··· Excerpted data
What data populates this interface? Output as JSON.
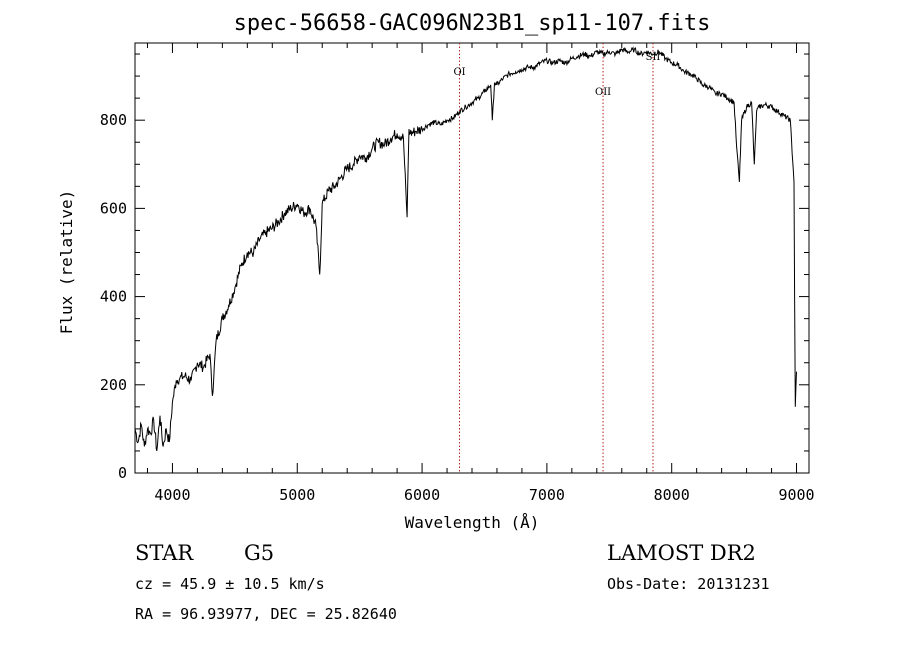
{
  "chart_data": {
    "type": "line",
    "title": "spec-56658-GAC096N23B1_sp11-107.fits",
    "xlabel": "Wavelength (Å)",
    "ylabel": "Flux (relative)",
    "xlim": [
      3700,
      9100
    ],
    "ylim": [
      0,
      975
    ],
    "xticks": [
      4000,
      5000,
      6000,
      7000,
      8000,
      9000
    ],
    "yticks": [
      0,
      200,
      400,
      600,
      800
    ],
    "grid": false,
    "series": [
      {
        "x": [
          3700,
          3725,
          3750,
          3775,
          3800,
          3825,
          3850,
          3875,
          3900,
          3925,
          3950,
          3975,
          4000,
          4030,
          4060,
          4100,
          4150,
          4200,
          4250,
          4300,
          4320,
          4350,
          4400,
          4450,
          4500,
          4550,
          4600,
          4650,
          4700,
          4750,
          4800,
          4850,
          4900,
          4950,
          5000,
          5050,
          5100,
          5150,
          5180,
          5200,
          5250,
          5300,
          5350,
          5400,
          5450,
          5500,
          5550,
          5600,
          5650,
          5700,
          5750,
          5800,
          5850,
          5880,
          5895,
          5905,
          5950,
          6000,
          6050,
          6100,
          6150,
          6200,
          6250,
          6300,
          6350,
          6400,
          6450,
          6500,
          6550,
          6563,
          6580,
          6600,
          6650,
          6700,
          6750,
          6800,
          6850,
          6900,
          6950,
          7000,
          7050,
          7100,
          7150,
          7200,
          7250,
          7300,
          7350,
          7400,
          7450,
          7500,
          7550,
          7600,
          7650,
          7700,
          7750,
          7800,
          7850,
          7900,
          7950,
          8000,
          8050,
          8100,
          8150,
          8200,
          8250,
          8300,
          8350,
          8400,
          8450,
          8500,
          8520,
          8542,
          8560,
          8600,
          8640,
          8662,
          8680,
          8700,
          8750,
          8800,
          8850,
          8900,
          8950,
          8980,
          8990,
          9000
        ],
        "y": [
          100,
          70,
          110,
          60,
          100,
          90,
          120,
          50,
          130,
          60,
          100,
          70,
          160,
          210,
          215,
          220,
          210,
          250,
          240,
          270,
          175,
          300,
          350,
          380,
          420,
          470,
          500,
          500,
          530,
          545,
          555,
          570,
          590,
          600,
          610,
          590,
          600,
          560,
          450,
          610,
          640,
          650,
          670,
          690,
          700,
          720,
          715,
          735,
          750,
          745,
          760,
          770,
          760,
          580,
          780,
          770,
          775,
          780,
          790,
          795,
          790,
          800,
          805,
          820,
          830,
          840,
          850,
          865,
          880,
          800,
          885,
          880,
          895,
          905,
          910,
          915,
          920,
          920,
          930,
          935,
          930,
          935,
          930,
          940,
          945,
          950,
          945,
          955,
          950,
          955,
          950,
          960,
          955,
          960,
          950,
          955,
          950,
          955,
          940,
          930,
          925,
          910,
          905,
          895,
          880,
          875,
          860,
          860,
          850,
          840,
          740,
          660,
          800,
          830,
          840,
          700,
          820,
          830,
          835,
          830,
          820,
          810,
          800,
          660,
          150,
          230
        ]
      }
    ],
    "annotations": [
      {
        "label": "OI",
        "x": 6300
      },
      {
        "label": "OII",
        "x": 7450
      },
      {
        "label": "SII",
        "x": 7850
      }
    ],
    "info": {
      "object_class": "STAR",
      "subclass": "G5",
      "survey": "LAMOST DR2",
      "cz": "cz = 45.9 ± 10.5 km/s",
      "obs_date": "Obs-Date: 20131231",
      "coords": "RA =  96.93977, DEC =  25.82640"
    }
  }
}
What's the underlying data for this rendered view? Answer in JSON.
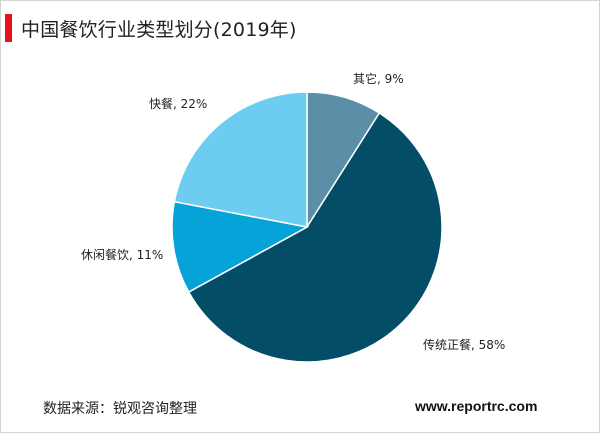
······
• [The task]: Without including any pictures, please restate all the records exactly.

• [Exercise output]:
What data populates this interface? Output as JSON.
{
  "chart_data": {
    "type": "line",
    "title": "spec-56658-GAC096N23B1_sp11-107.fits",
    "xlabel": "Wavelength (Å)",
    "ylabel": "Flux (relative)",
    "xlim": [
      3700,
      9100
    ],
    "ylim": [
      0,
      975
    ],
    "xticks": [
      4000,
      5000,
      6000,
      7000,
      8000,
      9000
    ],
    "yticks": [
      0,
      200,
      400,
      600,
      800
    ],
    "grid": false,
    "series": [
      {
        "x": [
          3700,
          3725,
          3750,
          3775,
          3800,
          3825,
          3850,
          3875,
          3900,
          3925,
          3950,
          3975,
          4000,
          4030,
          4060,
          4100,
          4150,
          4200,
          4250,
          4300,
          4320,
          4350,
          4400,
          4450,
          4500,
          4550,
          4600,
          4650,
          4700,
          4750,
          4800,
          4850,
          4900,
          4950,
          5000,
          5050,
          5100,
          5150,
          5180,
          5200,
          5250,
          5300,
          5350,
          5400,
          5450,
          5500,
          5550,
          5600,
          5650,
          5700,
          5750,
          5800,
          5850,
          5880,
          5895,
          5905,
          5950,
          6000,
          6050,
          6100,
          6150,
          6200,
          6250,
          6300,
          6350,
          6400,
          6450,
          6500,
          6550,
          6563,
          6580,
          6600,
          6650,
          6700,
          6750,
          6800,
          6850,
          6900,
          6950,
          7000,
          7050,
          7100,
          7150,
          7200,
          7250,
          7300,
          7350,
          7400,
          7450,
          7500,
          7550,
          7600,
          7650,
          7700,
          7750,
          7800,
          7850,
          7900,
          7950,
          8000,
          8050,
          8100,
          8150,
          8200,
          8250,
          8300,
          8350,
          8400,
          8450,
          8500,
          8520,
          8542,
          8560,
          8600,
          8640,
          8662,
          8680,
          8700,
          8750,
          8800,
          8850,
          8900,
          8950,
          8980,
          8990,
          9000
        ],
        "y": [
          100,
          70,
          110,
          60,
          100,
          90,
          120,
          50,
          130,
          60,
          100,
          70,
          160,
          210,
          215,
          220,
          210,
          250,
          240,
          270,
          175,
          300,
          350,
          380,
          420,
          470,
          500,
          500,
          530,
          545,
          555,
          570,
          590,
          600,
          610,
          590,
          600,
          560,
          450,
          610,
          640,
          650,
          670,
          690,
          700,
          720,
          715,
          735,
          750,
          745,
          760,
          770,
          760,
          580,
          780,
          770,
          775,
          780,
          790,
          795,
          790,
          800,
          805,
          820,
          830,
          840,
          850,
          865,
          880,
          800,
          885,
          880,
          895,
          905,
          910,
          915,
          920,
          920,
          930,
          935,
          930,
          935,
          930,
          940,
          945,
          950,
          945,
          955,
          950,
          955,
          950,
          960,
          955,
          960,
          950,
          955,
          950,
          955,
          940,
          930,
          925,
          910,
          905,
          895,
          880,
          875,
          860,
          860,
          850,
          840,
          740,
          660,
          800,
          830,
          840,
          700,
          820,
          830,
          835,
          830,
          820,
          810,
          800,
          660,
          150,
          230
        ]
      }
    ],
    "annotations": [
      {
        "label": "OI",
        "x": 6300
      },
      {
        "label": "OII",
        "x": 7450
      },
      {
        "label": "SII",
        "x": 7850
      }
    ],
    "info": {
      "object_class": "STAR",
      "subclass": "G5",
      "survey": "LAMOST DR2",
      "cz": "cz = 45.9 ± 10.5 km/s",
      "obs_date": "Obs-Date: 20131231",
      "coords": "RA =  96.93977, DEC =  25.82640"
    }
  }
}
What's the underlying data for this rendered view? Answer in JSON.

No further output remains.